TASK INSTRUCTIONS -
The entire listing is to be repeated verbatim.

DATA LISTING -
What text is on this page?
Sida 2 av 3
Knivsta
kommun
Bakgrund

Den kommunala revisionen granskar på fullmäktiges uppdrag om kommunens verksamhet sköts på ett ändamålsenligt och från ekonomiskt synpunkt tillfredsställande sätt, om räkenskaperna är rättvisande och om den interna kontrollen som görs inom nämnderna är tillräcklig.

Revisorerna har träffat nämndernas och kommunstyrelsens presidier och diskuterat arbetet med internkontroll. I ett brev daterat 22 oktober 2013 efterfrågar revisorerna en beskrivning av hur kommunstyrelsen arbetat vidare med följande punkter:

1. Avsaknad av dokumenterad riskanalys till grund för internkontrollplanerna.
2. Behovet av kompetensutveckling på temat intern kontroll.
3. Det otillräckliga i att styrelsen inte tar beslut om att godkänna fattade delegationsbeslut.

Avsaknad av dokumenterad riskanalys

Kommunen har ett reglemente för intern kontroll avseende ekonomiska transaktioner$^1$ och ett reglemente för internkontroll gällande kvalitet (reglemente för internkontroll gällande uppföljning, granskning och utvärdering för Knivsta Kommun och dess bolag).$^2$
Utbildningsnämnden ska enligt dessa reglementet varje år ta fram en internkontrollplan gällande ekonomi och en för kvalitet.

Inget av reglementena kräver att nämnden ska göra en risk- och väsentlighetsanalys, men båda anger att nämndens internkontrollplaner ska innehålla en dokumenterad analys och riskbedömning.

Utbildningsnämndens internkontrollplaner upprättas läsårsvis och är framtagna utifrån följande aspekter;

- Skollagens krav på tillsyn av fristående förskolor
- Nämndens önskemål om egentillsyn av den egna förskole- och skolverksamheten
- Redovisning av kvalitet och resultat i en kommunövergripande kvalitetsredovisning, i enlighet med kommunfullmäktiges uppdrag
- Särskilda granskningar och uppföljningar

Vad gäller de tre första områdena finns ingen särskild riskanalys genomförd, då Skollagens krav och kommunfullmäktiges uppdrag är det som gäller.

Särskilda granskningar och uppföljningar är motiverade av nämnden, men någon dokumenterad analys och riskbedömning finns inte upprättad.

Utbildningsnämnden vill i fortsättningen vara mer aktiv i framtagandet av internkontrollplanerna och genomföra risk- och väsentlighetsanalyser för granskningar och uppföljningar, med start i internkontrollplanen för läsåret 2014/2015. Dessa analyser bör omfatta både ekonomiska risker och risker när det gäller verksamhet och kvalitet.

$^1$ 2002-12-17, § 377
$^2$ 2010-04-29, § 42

ANSWER TO THE EXERCISE -
What text is on this page?
Sida 2 av 3
Knivsta
kommun
Bakgrund

Den kommunala revisionen granskar på fullmäktiges uppdrag om kommunens verksamhet sköts på ett ändamålsenligt och från ekonomiskt synpunkt tillfredsställande sätt, om räkenskaperna är rättvisande och om den interna kontrollen som görs inom nämnderna är tillräcklig.

Revisorerna har träffat nämndernas och kommunstyrelsens presidier och diskuterat arbetet med internkontroll. I ett brev daterat 22 oktober 2013 efterfrågar revisorerna en beskrivning av hur kommunstyrelsen arbetat vidare med följande punkter:

1. Avsaknad av dokumenterad riskanalys till grund för internkontrollplanerna.
2. Behovet av kompetensutveckling på temat intern kontroll.
3. Det otillräckliga i att styrelsen inte tar beslut om att godkänna fattade delegationsbeslut.

Avsaknad av dokumenterad riskanalys

Kommunen har ett reglemente för intern kontroll avseende ekonomiska transaktioner$^1$ och ett reglemente för internkontroll gällande kvalitet (reglemente för internkontroll gällande uppföljning, granskning och utvärdering för Knivsta Kommun och dess bolag).$^2$
Utbildningsnämnden ska enligt dessa reglementet varje år ta fram en internkontrollplan gällande ekonomi och en för kvalitet.

Inget av reglementena kräver att nämnden ska göra en risk- och väsentlighetsanalys, men båda anger att nämndens internkontrollplaner ska innehålla en dokumenterad analys och riskbedömning.

Utbildningsnämndens internkontrollplaner upprättas läsårsvis och är framtagna utifrån följande aspekter;

- Skollagens krav på tillsyn av fristående förskolor
- Nämndens önskemål om egentillsyn av den egna förskole- och skolverksamheten
- Redovisning av kvalitet och resultat i en kommunövergripande kvalitetsredovisning, i enlighet med kommunfullmäktiges uppdrag
- Särskilda granskningar och uppföljningar

Vad gäller de tre första områdena finns ingen särskild riskanalys genomförd, då Skollagens krav och kommunfullmäktiges uppdrag är det som gäller.

Särskilda granskningar och uppföljningar är motiverade av nämnden, men någon dokumenterad analys och riskbedömning finns inte upprättad.

Utbildningsnämnden vill i fortsättningen vara mer aktiv i framtagandet av internkontrollplanerna och genomföra risk- och väsentlighetsanalyser för granskningar och uppföljningar, med start i internkontrollplanen för läsåret 2014/2015. Dessa analyser bör omfatta både ekonomiska risker och risker när det gäller verksamhet och kvalitet.

$^1$ 2002-12-17, § 377
$^2$ 2010-04-29, § 42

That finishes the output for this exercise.